Saskatchewan Conservative politicians are coming under fire on social media after a picture of them at the protest in Ottawa was tweeted on Wednesday night.

The photo shows Saskatchewan conservative MPs Andrew Scheer, Rosemarie Falk, Kevin Waugh, Warren Steinley, and Fraser Tolmie, as well as Senator Denise Batters standing in front of a truck with a Saskatchewan flag.

Ottawa Mayor Jim Watson sent a tweet of his own Wednesday night — calling the photo an "absolute disgrace" while demanding an apology from the group.

“These should be respected public servants, they understand what our city is going through; the chaos, the turmoil, the stress, particularly the residential areas, and to go out there and do selfies in front of the convoy is salt in the wound,” Watson told CTV News.

Watson says the community of Ottawa is "under siege" with residents being harassed on the streets reports of racism and slurs, as well as protestors pulling masks off of people and threatening to not wear masks in businesses.

“People can't get to sleep, and to have these members of parliament and I believe one senator, come and mug for the cameras is absolutely disgraceful,” he said.

Conservative MP from Saskatoon-Grasswood said he simply wanted to listen to protestors, something he did when one of the convoys bound for Ottawa gathered in Saskatoon.

“It started in Saskatoon, I just went out to listen to their concerns, and then last night in Ottawa a number of our Saskatchewan caucus went out and listened,” said Waugh.

“There is a number of Saskatchewan truckers and supporters here and from all over the province — I've seen them from St. Breaux to Foam Lake, and just a number of us last night just went over to listen to them. That's all we did last night.”

### DATA
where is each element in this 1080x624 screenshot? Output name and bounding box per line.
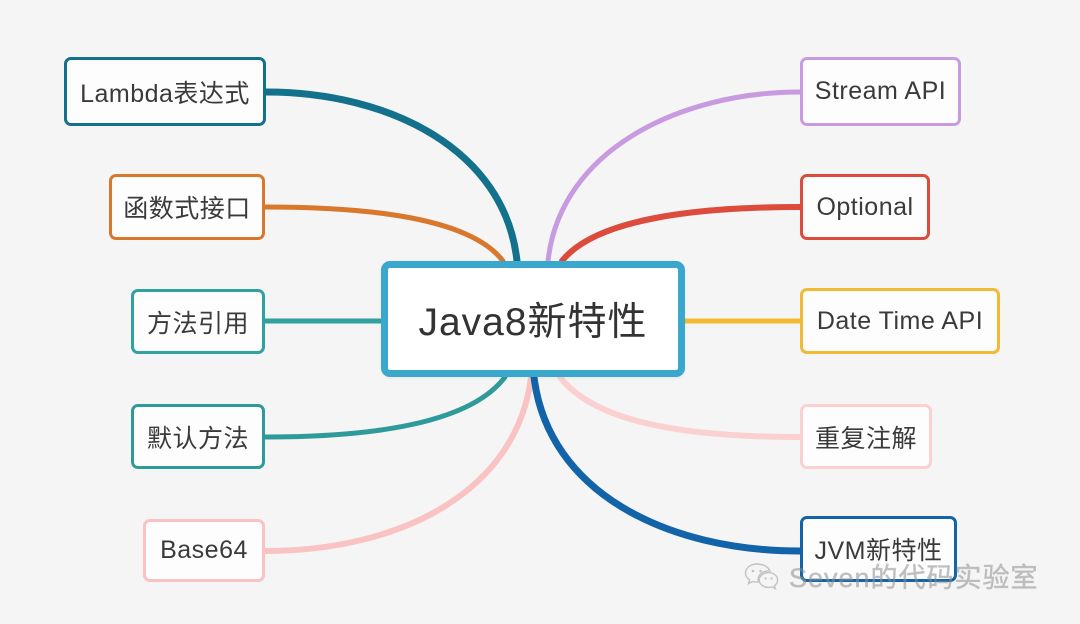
branch-node-label: 默认方法 [146,424,249,453]
branch-connector [557,374,803,440]
branch-node[interactable]: Date Time API [800,288,1000,354]
branch-connector [262,204,506,264]
branch-connector [559,204,803,264]
branch-connector [545,89,803,264]
branch-node-label: Lambda表达式 [80,79,250,108]
branch-connector [262,88,521,265]
branch-connector [262,374,534,554]
watermark: Seven的代码实验室 [744,556,1039,595]
central-node-label: Java8新特性 [418,301,648,344]
branch-node[interactable]: 函数式接口 [109,174,265,240]
branch-node-label: Date Time API [816,306,984,335]
branch-node-label: 重复注解 [814,424,917,453]
branch-node-label: 方法引用 [146,309,249,338]
wechat-icon [744,562,780,590]
branch-connector [530,373,804,555]
branch-node[interactable]: 重复注解 [800,404,932,469]
branch-node-label: 函数式接口 [123,195,251,223]
branch-node[interactable]: Base64 [143,519,265,582]
central-node[interactable]: Java8新特性 [381,261,685,377]
branch-node[interactable]: Stream API [800,57,961,126]
mindmap-canvas: Java8新特性 Lambda表达式函数式接口方法引用默认方法 Base64 Str… [0,0,1080,624]
branch-node[interactable]: 方法引用 [131,289,265,354]
branch-node[interactable]: Lambda表达式 [64,57,266,126]
watermark-text: Seven的代码实验室 [789,563,1039,594]
branch-node-label: Stream API [814,77,947,105]
branch-node-label: Optional [816,192,914,221]
branch-node[interactable]: 默认方法 [131,404,265,469]
branch-node-label: Base64 [160,536,248,564]
branch-node[interactable]: Optional [800,174,930,240]
branch-connector [262,374,508,440]
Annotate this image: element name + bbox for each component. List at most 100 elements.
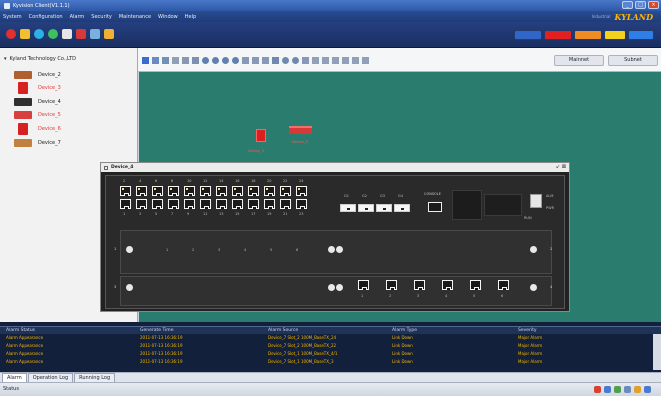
ethernet-port[interactable] <box>280 199 291 209</box>
rect-icon[interactable] <box>242 57 249 64</box>
ethernet-port[interactable] <box>152 199 163 209</box>
ethernet-port[interactable] <box>184 186 195 196</box>
menu-system[interactable]: System <box>3 14 22 20</box>
zoom-fit-icon[interactable] <box>222 57 229 64</box>
status-blue-button[interactable] <box>514 30 542 40</box>
forward-icon[interactable] <box>352 57 359 64</box>
table-row[interactable]: Alarm Appearance 2011-07-13 16:36:19 Devic… <box>0 351 650 358</box>
alarm-scrollbar[interactable] <box>653 334 661 370</box>
tree-device-7[interactable]: Device_7 <box>14 138 61 148</box>
close-button[interactable]: × <box>648 1 659 9</box>
ethernet-port[interactable] <box>232 186 243 196</box>
ethernet-port[interactable] <box>216 199 227 209</box>
console-port[interactable] <box>428 202 442 212</box>
tree-device-5[interactable]: Device_5 <box>14 110 61 120</box>
export-icon[interactable] <box>362 57 369 64</box>
text-icon[interactable] <box>182 57 189 64</box>
topology-icon[interactable] <box>34 29 44 39</box>
ethernet-port[interactable] <box>264 199 275 209</box>
align-center-icon[interactable] <box>322 57 329 64</box>
ethernet-port[interactable] <box>168 186 179 196</box>
alarm-critical-button[interactable] <box>544 30 572 40</box>
tree-device-3[interactable]: Device_3 <box>14 82 61 94</box>
distribute-icon[interactable] <box>342 57 349 64</box>
ethernet-port[interactable] <box>200 199 211 209</box>
ethernet-port[interactable] <box>216 186 227 196</box>
col-severity[interactable]: Severity <box>518 328 537 333</box>
ethernet-port[interactable] <box>136 186 147 196</box>
save-icon[interactable] <box>272 57 279 64</box>
ethernet-port[interactable] <box>296 186 307 196</box>
col-generate-time[interactable]: Generate Time <box>140 328 173 333</box>
device-window-titlebar[interactable]: Device_4 ↙ ⊠ <box>101 163 569 172</box>
align-right-icon[interactable] <box>332 57 339 64</box>
ethernet-port[interactable] <box>168 199 179 209</box>
zoom-in-icon[interactable] <box>202 57 209 64</box>
report-icon[interactable] <box>90 29 100 39</box>
ethernet-port[interactable] <box>120 186 131 196</box>
ethernet-port[interactable] <box>248 199 259 209</box>
ethernet-port[interactable] <box>280 186 291 196</box>
tab-alarm[interactable]: Alarm <box>2 373 27 382</box>
power-switch[interactable] <box>530 194 542 208</box>
table-row[interactable]: Alarm Appearance 2011-07-13 16:36:19 Devic… <box>0 359 650 366</box>
tab-operation-log[interactable]: Operation Log <box>27 373 74 382</box>
module-ethernet-port[interactable] <box>442 280 453 290</box>
module-ethernet-port[interactable] <box>414 280 425 290</box>
canvas-device-5[interactable] <box>289 126 312 134</box>
ethernet-port[interactable] <box>184 199 195 209</box>
col-alarm-source[interactable]: Alarm Source <box>268 328 298 333</box>
alarm-minor-button[interactable] <box>604 30 626 40</box>
tab-running-log[interactable]: Running Log <box>74 373 116 382</box>
minimize-button[interactable]: _ <box>622 1 633 9</box>
ethernet-port[interactable] <box>136 199 147 209</box>
ethernet-port[interactable] <box>296 199 307 209</box>
table-row[interactable]: Alarm Appearance 2011-07-13 16:36:19 Devic… <box>0 335 650 342</box>
cut-icon[interactable] <box>172 57 179 64</box>
settings-icon[interactable] <box>292 57 299 64</box>
device-window-controls[interactable]: ↙ ⊠ <box>556 164 566 170</box>
link-icon[interactable] <box>162 57 169 64</box>
menu-window[interactable]: Window <box>158 14 178 20</box>
tree-device-6[interactable]: Device_6 <box>14 123 61 135</box>
subnet-tab[interactable]: Subnet <box>608 55 658 66</box>
menu-alarm[interactable]: Alarm <box>70 14 85 20</box>
discover-icon[interactable] <box>48 29 58 39</box>
image-icon[interactable] <box>192 57 199 64</box>
ethernet-port[interactable] <box>248 186 259 196</box>
exit-icon[interactable] <box>6 29 16 39</box>
pan-icon[interactable] <box>152 57 159 64</box>
sfp-port[interactable] <box>376 204 392 212</box>
device-icon[interactable] <box>76 29 86 39</box>
refresh-icon[interactable] <box>282 57 289 64</box>
menu-maintenance[interactable]: Maintenance <box>119 14 151 20</box>
layout-icon[interactable] <box>302 57 309 64</box>
lock-icon[interactable] <box>20 29 30 39</box>
ethernet-port[interactable] <box>200 186 211 196</box>
menu-configuration[interactable]: Configuration <box>29 14 63 20</box>
tree-device-2[interactable]: Device_2 <box>14 70 61 80</box>
sfp-port[interactable] <box>358 204 374 212</box>
zoom-out-icon[interactable] <box>212 57 219 64</box>
col-alarm-status[interactable]: Alarm Status <box>6 328 35 333</box>
tree-device-4[interactable]: Device_4 <box>14 97 61 107</box>
ethernet-port[interactable] <box>120 199 131 209</box>
module-ethernet-port[interactable] <box>358 280 369 290</box>
table-row[interactable]: Alarm Appearance 2011-07-13 16:36:19 Devic… <box>0 343 650 350</box>
module-ethernet-port[interactable] <box>498 280 509 290</box>
mainnet-tab[interactable]: Mainnet <box>554 55 604 66</box>
menu-help[interactable]: Help <box>185 14 196 20</box>
module-ethernet-port[interactable] <box>386 280 397 290</box>
ethernet-port[interactable] <box>264 186 275 196</box>
tree-expand-icon[interactable]: ▾ <box>4 56 7 62</box>
align-left-icon[interactable] <box>312 57 319 64</box>
sfp-port[interactable] <box>340 204 356 212</box>
user-icon[interactable] <box>104 29 114 39</box>
ethernet-port[interactable] <box>152 186 163 196</box>
grid-icon[interactable] <box>262 57 269 64</box>
select-icon[interactable] <box>142 57 149 64</box>
tree-root[interactable]: ▾ Kyland Technology Co.,LTD <box>4 56 76 62</box>
ethernet-port[interactable] <box>232 199 243 209</box>
sfp-port[interactable] <box>394 204 410 212</box>
module-ethernet-port[interactable] <box>470 280 481 290</box>
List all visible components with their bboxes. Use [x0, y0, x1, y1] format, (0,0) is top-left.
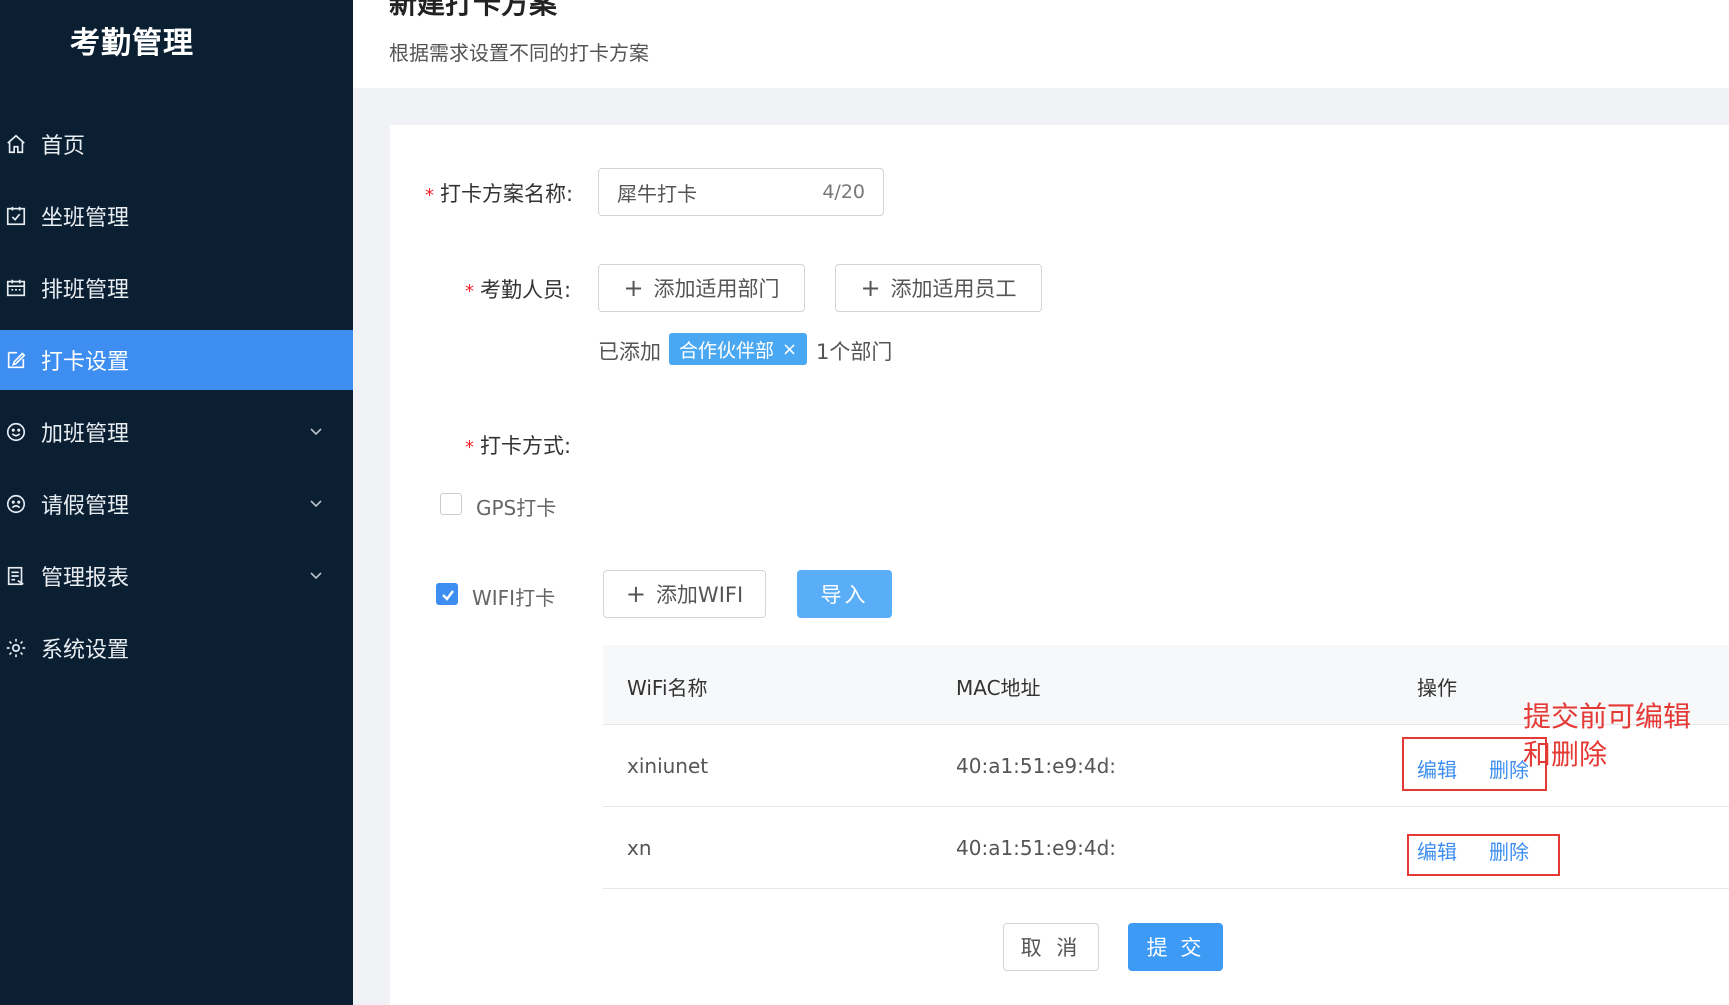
- gps-checkbox-label: GPS打卡: [476, 496, 557, 520]
- report-icon: [5, 565, 27, 587]
- sidebar-item-reports[interactable]: 管理报表: [0, 546, 353, 606]
- add-employee-button[interactable]: + 添加适用员工: [835, 264, 1042, 312]
- department-tag-label: 合作伙伴部: [679, 339, 775, 362]
- plan-name-value: 犀牛打卡: [617, 181, 697, 206]
- edit-icon: [5, 349, 27, 371]
- required-mark: *: [465, 281, 474, 302]
- mac-cell: 40:a1:51:e9:4d:: [956, 836, 1117, 860]
- add-wifi-button[interactable]: + 添加WIFI: [603, 570, 766, 618]
- sidebar-item-home[interactable]: 首页: [0, 114, 353, 174]
- sidebar-item-label: 坐班管理: [41, 206, 130, 231]
- sidebar-item-scheduling[interactable]: 排班管理: [0, 258, 353, 318]
- required-mark: *: [465, 437, 474, 458]
- sidebar: 考勤管理 首页 坐班管理 排班管理 打卡设置 加班管理 请假管理 管理报表 系统…: [0, 0, 353, 1005]
- column-header-mac: MAC地址: [956, 676, 1041, 700]
- chevron-down-icon: [310, 500, 322, 508]
- plan-name-input[interactable]: 犀牛打卡 4/20: [598, 168, 884, 216]
- plus-icon: +: [860, 274, 881, 302]
- added-prefix-text: 已添加: [598, 340, 661, 364]
- sidebar-item-clock-settings[interactable]: 打卡设置: [0, 330, 353, 390]
- submit-button[interactable]: 提 交: [1128, 923, 1223, 971]
- close-icon[interactable]: ×: [782, 339, 797, 360]
- sidebar-item-label: 首页: [41, 134, 86, 159]
- sidebar-item-leave[interactable]: 请假管理: [0, 474, 353, 534]
- page-header: 新建打卡方案 根据需求设置不同的打卡方案: [353, 0, 1729, 88]
- char-counter: 4/20: [822, 181, 865, 203]
- import-button[interactable]: 导入: [797, 570, 892, 618]
- sidebar-item-label: 请假管理: [41, 494, 130, 519]
- sidebar-item-label: 加班管理: [41, 422, 130, 447]
- column-header-wifi-name: WiFi名称: [627, 676, 708, 700]
- column-header-actions: 操作: [1417, 676, 1457, 700]
- smile-icon: [5, 421, 27, 443]
- staff-field-label: * 考勤人员:: [465, 278, 572, 302]
- annotation-text: 提交前可编辑 和删除: [1523, 700, 1692, 771]
- sidebar-item-label: 管理报表: [41, 566, 130, 591]
- added-count-text: 1个部门: [816, 340, 893, 364]
- annotation-box: [1407, 834, 1560, 876]
- sidebar-item-attendance[interactable]: 坐班管理: [0, 186, 353, 246]
- department-tag: 合作伙伴部 ×: [669, 333, 808, 365]
- sidebar-item-label: 打卡设置: [41, 350, 130, 375]
- wifi-checkbox[interactable]: [436, 583, 458, 605]
- check-icon: [442, 590, 454, 601]
- plus-icon: +: [625, 580, 646, 608]
- required-mark: *: [425, 185, 434, 206]
- gps-checkbox[interactable]: [440, 493, 462, 515]
- name-field-label: * 打卡方案名称:: [425, 182, 574, 206]
- plus-icon: +: [623, 274, 644, 302]
- sidebar-item-label: 系统设置: [41, 638, 130, 663]
- chevron-down-icon: [310, 428, 322, 436]
- calendar-icon: [5, 277, 27, 299]
- add-department-button[interactable]: + 添加适用部门: [598, 264, 805, 312]
- sidebar-item-overtime[interactable]: 加班管理: [0, 402, 353, 462]
- gear-icon: [5, 637, 27, 659]
- cancel-button[interactable]: 取 消: [1003, 923, 1099, 971]
- page-subtitle: 根据需求设置不同的打卡方案: [389, 41, 649, 65]
- calendar-check-icon: [5, 205, 27, 227]
- table-row: xn 40:a1:51:e9:4d: 编辑 删除: [603, 808, 1729, 889]
- method-field-label: * 打卡方式:: [465, 434, 572, 458]
- wifi-checkbox-label: WIFI打卡: [472, 586, 556, 610]
- wifi-name-cell: xn: [627, 836, 652, 860]
- sidebar-item-label: 排班管理: [41, 278, 130, 303]
- sidebar-item-system-settings[interactable]: 系统设置: [0, 618, 353, 678]
- wifi-name-cell: xiniunet: [627, 754, 709, 778]
- home-icon: [5, 133, 27, 155]
- frown-icon: [5, 493, 27, 515]
- chevron-down-icon: [310, 572, 322, 580]
- mac-cell: 40:a1:51:e9:4d:: [956, 754, 1117, 778]
- page-title: 新建打卡方案: [389, 0, 558, 20]
- app-brand: 考勤管理: [70, 26, 194, 61]
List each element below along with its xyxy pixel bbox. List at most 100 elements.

### PROBLEM TO SOLVE
Print the stretch of the text on the Ottawa protest photo from "The photo shows" through "from the group.", copying every word as it appears. Rely only on the text about the Saskatchewan politicians at the Ottawa protest.

### RESPONSE
The photo shows Saskatchewan conservative MPs Andrew Scheer, Rosemarie Falk, Kevin Waugh, Warren Steinley, and Fraser Tolmie, as well as Senator Denise Batters standing in front of a truck with a Saskatchewan flag.

Ottawa Mayor Jim Watson sent a tweet of his own Wednesday night — calling the photo an "absolute disgrace" while demanding an apology from the group.